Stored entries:
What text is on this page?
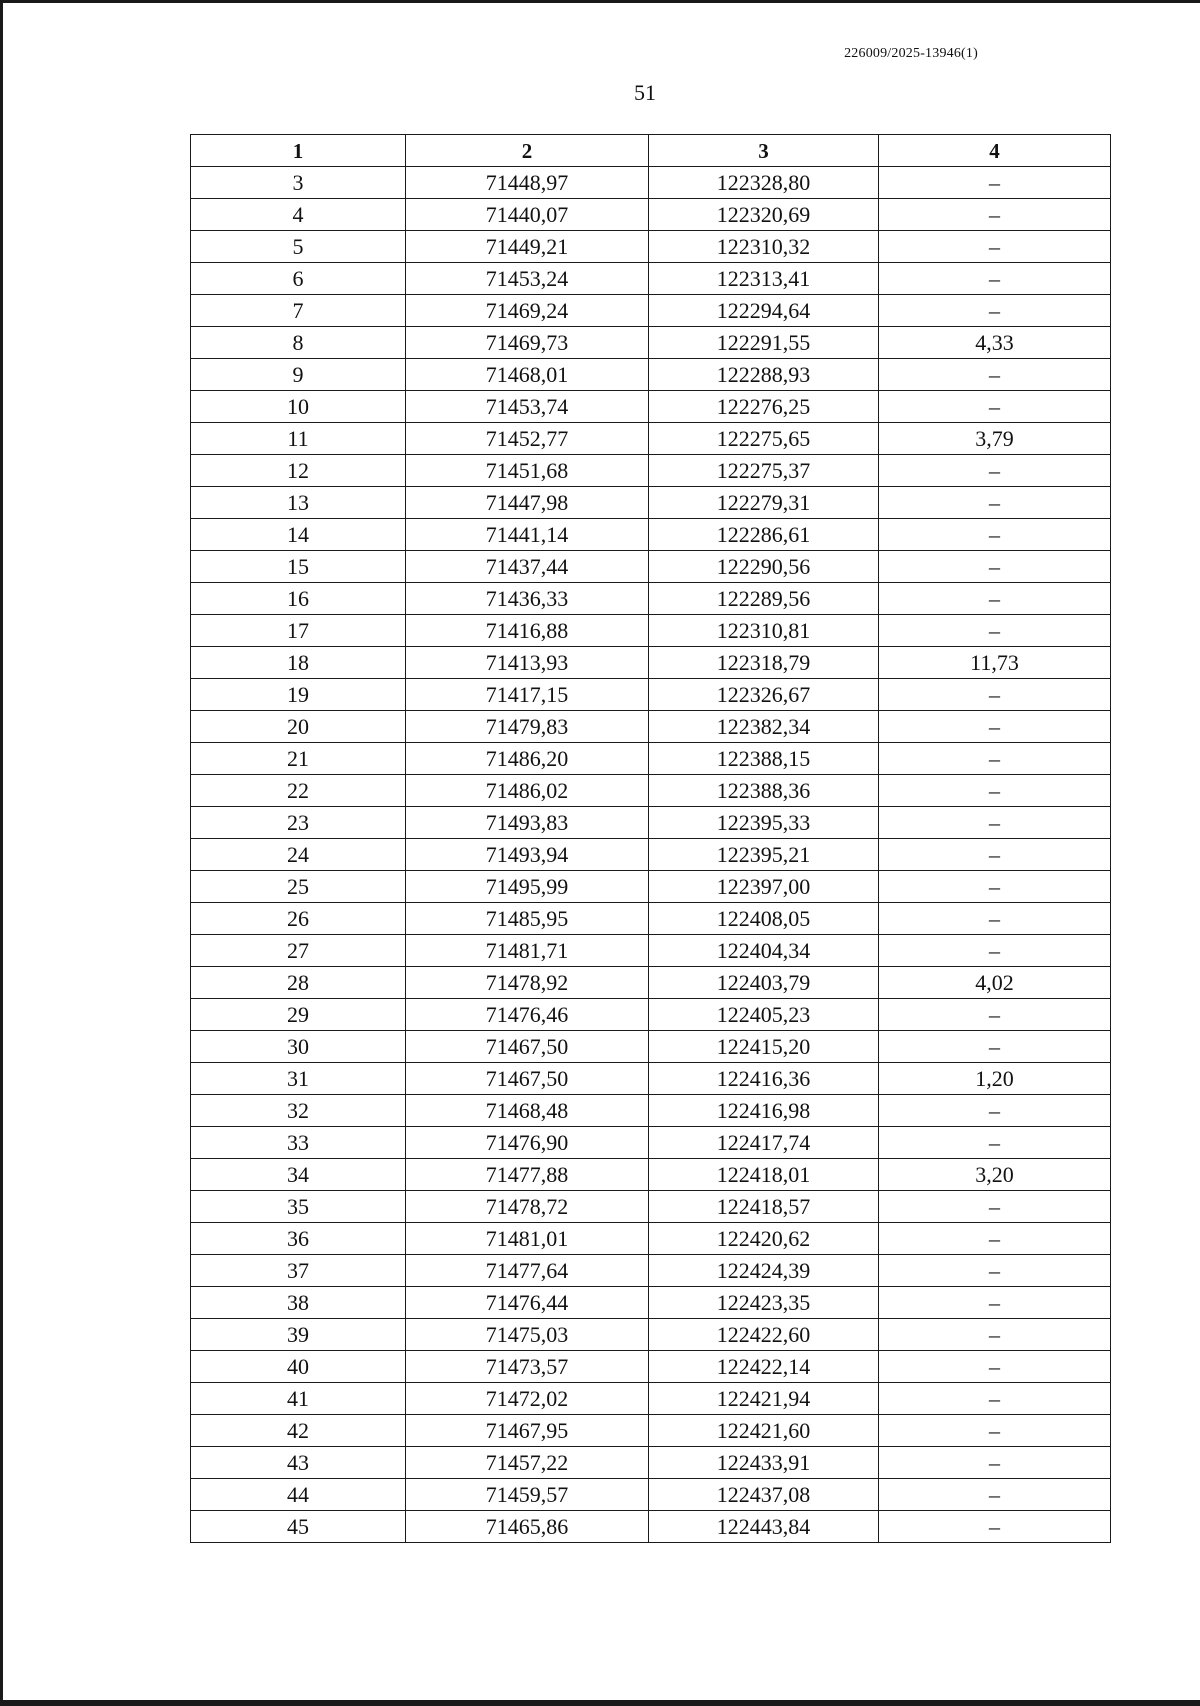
226009/2025-13946(1)
51
1	2	3	4
3	71448,97	122328,80	–
4	71440,07	122320,69	–
5	71449,21	122310,32	–
6	71453,24	122313,41	–
7	71469,24	122294,64	–
8	71469,73	122291,55	4,33
9	71468,01	122288,93	–
10	71453,74	122276,25	–
11	71452,77	122275,65	3,79
12	71451,68	122275,37	–
13	71447,98	122279,31	–
14	71441,14	122286,61	–
15	71437,44	122290,56	–
16	71436,33	122289,56	–
17	71416,88	122310,81	–
18	71413,93	122318,79	11,73
19	71417,15	122326,67	–
20	71479,83	122382,34	–
21	71486,20	122388,15	–
22	71486,02	122388,36	–
23	71493,83	122395,33	–
24	71493,94	122395,21	–
25	71495,99	122397,00	–
26	71485,95	122408,05	–
27	71481,71	122404,34	–
28	71478,92	122403,79	4,02
29	71476,46	122405,23	–
30	71467,50	122415,20	–
31	71467,50	122416,36	1,20
32	71468,48	122416,98	–
33	71476,90	122417,74	–
34	71477,88	122418,01	3,20
35	71478,72	122418,57	–
36	71481,01	122420,62	–
37	71477,64	122424,39	–
38	71476,44	122423,35	–
39	71475,03	122422,60	–
40	71473,57	122422,14	–
41	71472,02	122421,94	–
42	71467,95	122421,60	–
43	71457,22	122433,91	–
44	71459,57	122437,08	–
45	71465,86	122443,84	–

** Prompt **
Skip the pictures and print each record exactly as it stands.

** Solution **
What text is on this page?
226009/2025-13946(1)
51
1	2	3	4
3	71448,97	122328,80	–
4	71440,07	122320,69	–
5	71449,21	122310,32	–
6	71453,24	122313,41	–
7	71469,24	122294,64	–
8	71469,73	122291,55	4,33
9	71468,01	122288,93	–
10	71453,74	122276,25	–
11	71452,77	122275,65	3,79
12	71451,68	122275,37	–
13	71447,98	122279,31	–
14	71441,14	122286,61	–
15	71437,44	122290,56	–
16	71436,33	122289,56	–
17	71416,88	122310,81	–
18	71413,93	122318,79	11,73
19	71417,15	122326,67	–
20	71479,83	122382,34	–
21	71486,20	122388,15	–
22	71486,02	122388,36	–
23	71493,83	122395,33	–
24	71493,94	122395,21	–
25	71495,99	122397,00	–
26	71485,95	122408,05	–
27	71481,71	122404,34	–
28	71478,92	122403,79	4,02
29	71476,46	122405,23	–
30	71467,50	122415,20	–
31	71467,50	122416,36	1,20
32	71468,48	122416,98	–
33	71476,90	122417,74	–
34	71477,88	122418,01	3,20
35	71478,72	122418,57	–
36	71481,01	122420,62	–
37	71477,64	122424,39	–
38	71476,44	122423,35	–
39	71475,03	122422,60	–
40	71473,57	122422,14	–
41	71472,02	122421,94	–
42	71467,95	122421,60	–
43	71457,22	122433,91	–
44	71459,57	122437,08	–
45	71465,86	122443,84	–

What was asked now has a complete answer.